Gather the lines below that include the string "Reset", copying each in full.
***** DATASET EXCERPTS *****
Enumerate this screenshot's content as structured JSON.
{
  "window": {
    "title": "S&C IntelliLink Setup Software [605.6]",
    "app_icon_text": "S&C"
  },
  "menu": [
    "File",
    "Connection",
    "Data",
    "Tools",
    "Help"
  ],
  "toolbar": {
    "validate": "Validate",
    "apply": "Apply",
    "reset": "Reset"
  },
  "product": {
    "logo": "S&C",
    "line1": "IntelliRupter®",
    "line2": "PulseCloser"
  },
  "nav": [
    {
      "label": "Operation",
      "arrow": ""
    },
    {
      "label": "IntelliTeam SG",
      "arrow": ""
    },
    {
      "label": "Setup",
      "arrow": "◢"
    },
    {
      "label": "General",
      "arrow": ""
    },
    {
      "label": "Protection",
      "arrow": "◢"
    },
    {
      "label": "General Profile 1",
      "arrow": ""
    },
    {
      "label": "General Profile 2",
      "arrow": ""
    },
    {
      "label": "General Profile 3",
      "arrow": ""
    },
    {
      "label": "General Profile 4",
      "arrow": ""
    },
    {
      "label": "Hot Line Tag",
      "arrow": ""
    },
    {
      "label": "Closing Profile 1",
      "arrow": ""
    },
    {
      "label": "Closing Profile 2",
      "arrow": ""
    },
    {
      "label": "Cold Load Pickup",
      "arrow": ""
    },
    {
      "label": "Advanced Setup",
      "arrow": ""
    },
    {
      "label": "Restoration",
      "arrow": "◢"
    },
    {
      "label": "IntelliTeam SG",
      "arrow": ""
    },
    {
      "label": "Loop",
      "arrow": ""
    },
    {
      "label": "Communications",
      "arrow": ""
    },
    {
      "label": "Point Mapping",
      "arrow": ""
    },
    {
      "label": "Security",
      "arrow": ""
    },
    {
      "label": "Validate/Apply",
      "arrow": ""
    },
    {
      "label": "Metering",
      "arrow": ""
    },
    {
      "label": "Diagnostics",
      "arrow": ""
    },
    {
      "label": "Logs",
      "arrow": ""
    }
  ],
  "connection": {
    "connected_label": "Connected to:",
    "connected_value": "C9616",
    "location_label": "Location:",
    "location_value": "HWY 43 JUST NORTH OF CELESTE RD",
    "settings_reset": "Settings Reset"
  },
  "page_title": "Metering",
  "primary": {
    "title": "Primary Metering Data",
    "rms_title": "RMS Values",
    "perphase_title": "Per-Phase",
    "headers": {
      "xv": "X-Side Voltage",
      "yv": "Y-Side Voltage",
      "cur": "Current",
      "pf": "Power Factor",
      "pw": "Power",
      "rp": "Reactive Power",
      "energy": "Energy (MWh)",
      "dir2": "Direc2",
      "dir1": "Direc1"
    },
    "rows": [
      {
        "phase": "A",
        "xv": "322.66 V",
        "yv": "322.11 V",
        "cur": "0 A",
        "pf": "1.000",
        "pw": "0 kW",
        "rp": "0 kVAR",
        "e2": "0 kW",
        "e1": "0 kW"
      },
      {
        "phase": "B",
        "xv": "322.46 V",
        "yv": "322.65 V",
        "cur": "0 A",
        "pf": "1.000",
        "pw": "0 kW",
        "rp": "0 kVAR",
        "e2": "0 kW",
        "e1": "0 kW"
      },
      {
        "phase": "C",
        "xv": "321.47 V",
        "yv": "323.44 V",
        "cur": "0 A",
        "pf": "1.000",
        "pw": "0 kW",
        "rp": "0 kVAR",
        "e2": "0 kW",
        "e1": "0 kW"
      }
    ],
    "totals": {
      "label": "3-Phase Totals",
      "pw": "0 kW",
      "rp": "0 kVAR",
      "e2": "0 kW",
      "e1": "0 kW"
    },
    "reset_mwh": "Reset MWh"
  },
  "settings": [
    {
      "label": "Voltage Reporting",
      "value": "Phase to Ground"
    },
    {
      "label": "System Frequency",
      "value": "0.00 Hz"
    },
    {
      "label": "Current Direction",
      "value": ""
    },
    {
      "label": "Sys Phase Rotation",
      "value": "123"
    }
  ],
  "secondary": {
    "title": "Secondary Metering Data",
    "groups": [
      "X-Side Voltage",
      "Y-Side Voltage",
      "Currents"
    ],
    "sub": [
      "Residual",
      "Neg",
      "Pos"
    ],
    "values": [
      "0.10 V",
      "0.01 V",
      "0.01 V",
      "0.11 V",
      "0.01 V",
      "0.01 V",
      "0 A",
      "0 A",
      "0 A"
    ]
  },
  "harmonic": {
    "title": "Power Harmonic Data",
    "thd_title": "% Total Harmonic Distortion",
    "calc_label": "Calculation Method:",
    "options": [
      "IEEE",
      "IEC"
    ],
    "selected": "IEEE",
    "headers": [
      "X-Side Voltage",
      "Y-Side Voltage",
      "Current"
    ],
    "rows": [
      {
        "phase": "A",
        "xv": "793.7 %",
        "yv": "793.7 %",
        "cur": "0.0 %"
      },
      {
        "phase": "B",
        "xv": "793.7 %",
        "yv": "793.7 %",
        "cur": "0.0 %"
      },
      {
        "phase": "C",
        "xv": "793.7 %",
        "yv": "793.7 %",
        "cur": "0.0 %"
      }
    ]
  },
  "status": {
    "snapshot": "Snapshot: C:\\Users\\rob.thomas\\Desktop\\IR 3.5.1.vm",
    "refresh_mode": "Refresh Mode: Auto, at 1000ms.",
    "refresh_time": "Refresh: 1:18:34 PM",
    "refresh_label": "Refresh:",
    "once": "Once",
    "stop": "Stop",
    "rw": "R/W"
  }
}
*****
| REPLY TO THE EXERCISE |
    "reset": "Reset"
    "settings_reset": "Settings Reset"
    "reset_mwh": "Reset MWh"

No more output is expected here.